**Exercise materials**
--- Start ---
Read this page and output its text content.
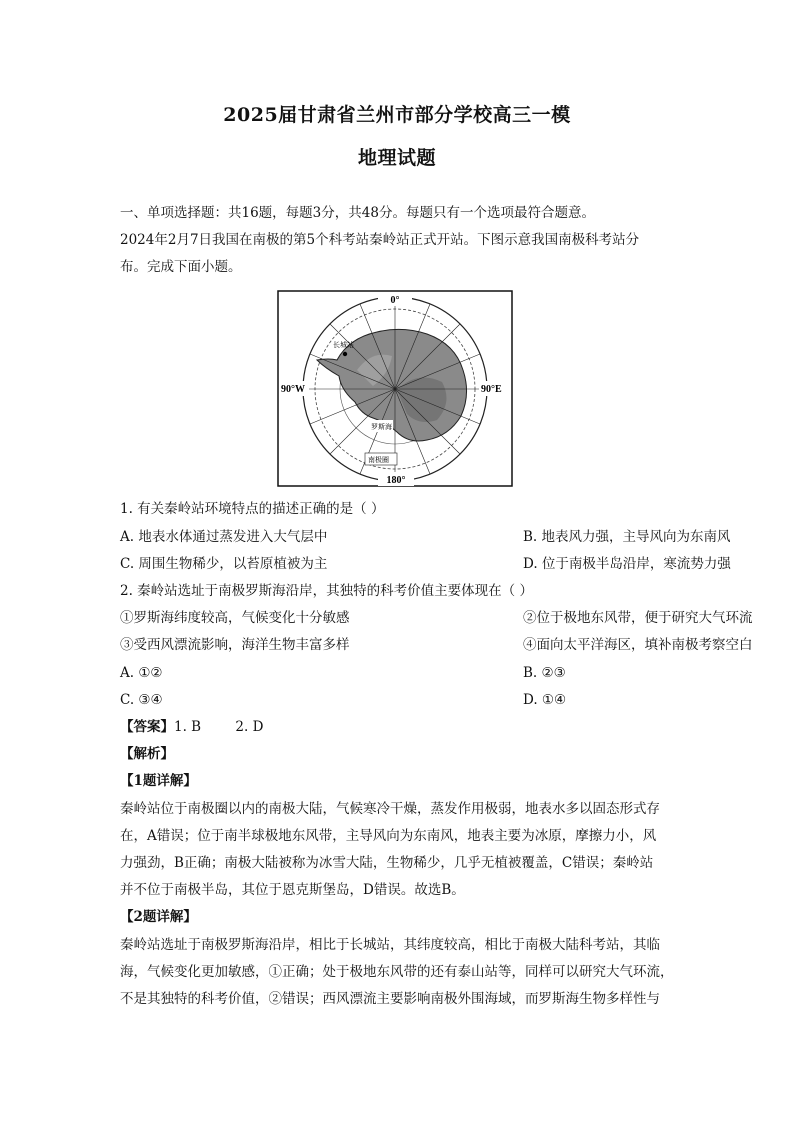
2025届甘肃省兰州市部分学校高三一模
地理试题
一、单项选择题：共16题，每题3分，共48分。每题只有一个选项最符合题意。
2024年2月7日我国在南极的第5个科考站秦岭站正式开站。下图示意我国南极科考站分
布。完成下面小题。
0°
90°W	90°E
180°
长城站
罗斯海
南极圈
1. 有关秦岭站环境特点的描述正确的是（ ）
A. 地表水体通过蒸发进入大气层中	B. 地表风力强，主导风向为东南风
C. 周围生物稀少，以苔原植被为主	D. 位于南极半岛沿岸，寒流势力强
2. 秦岭站选址于南极罗斯海沿岸，其独特的科考价值主要体现在（ ）
①罗斯海纬度较高，气候变化十分敏感	②位于极地东风带，便于研究大气环流
③受西风漂流影响，海洋生物丰富多样	④面向太平洋海区，填补南极考察空白
A. ①②	B. ②③
C. ③④	D. ①④
【答案】1. B        2. D
【解析】
【1题详解】
秦岭站位于南极圈以内的南极大陆，气候寒冷干燥，蒸发作用极弱，地表水多以固态形式存
在，A错误；位于南半球极地东风带，主导风向为东南风，地表主要为冰原，摩擦力小，风
力强劲，B正确；南极大陆被称为冰雪大陆，生物稀少，几乎无植被覆盖，C错误；秦岭站
并不位于南极半岛，其位于恩克斯堡岛，D错误。故选B。
【2题详解】
秦岭站选址于南极罗斯海沿岸，相比于长城站，其纬度较高，相比于南极大陆科考站，其临
海，气候变化更加敏感，①正确；处于极地东风带的还有泰山站等，同样可以研究大气环流，
不是其独特的科考价值，②错误；西风漂流主要影响南极外围海域，而罗斯海生物多样性与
--- End ---
Copy the records word for word, leaving no picture in the copy.

**Response**
Read this page and output its text content.
2025届甘肃省兰州市部分学校高三一模
地理试题
一、单项选择题：共16题，每题3分，共48分。每题只有一个选项最符合题意。
2024年2月7日我国在南极的第5个科考站秦岭站正式开站。下图示意我国南极科考站分
布。完成下面小题。
0°
90°W	90°E
180°
长城站
罗斯海
南极圈
1. 有关秦岭站环境特点的描述正确的是（ ）
A. 地表水体通过蒸发进入大气层中	B. 地表风力强，主导风向为东南风
C. 周围生物稀少，以苔原植被为主	D. 位于南极半岛沿岸，寒流势力强
2. 秦岭站选址于南极罗斯海沿岸，其独特的科考价值主要体现在（ ）
①罗斯海纬度较高，气候变化十分敏感	②位于极地东风带，便于研究大气环流
③受西风漂流影响，海洋生物丰富多样	④面向太平洋海区，填补南极考察空白
A. ①②	B. ②③
C. ③④	D. ①④
【答案】1. B        2. D
【解析】
【1题详解】
秦岭站位于南极圈以内的南极大陆，气候寒冷干燥，蒸发作用极弱，地表水多以固态形式存
在，A错误；位于南半球极地东风带，主导风向为东南风，地表主要为冰原，摩擦力小，风
力强劲，B正确；南极大陆被称为冰雪大陆，生物稀少，几乎无植被覆盖，C错误；秦岭站
并不位于南极半岛，其位于恩克斯堡岛，D错误。故选B。
【2题详解】
秦岭站选址于南极罗斯海沿岸，相比于长城站，其纬度较高，相比于南极大陆科考站，其临
海，气候变化更加敏感，①正确；处于极地东风带的还有泰山站等，同样可以研究大气环流，
不是其独特的科考价值，②错误；西风漂流主要影响南极外围海域，而罗斯海生物多样性与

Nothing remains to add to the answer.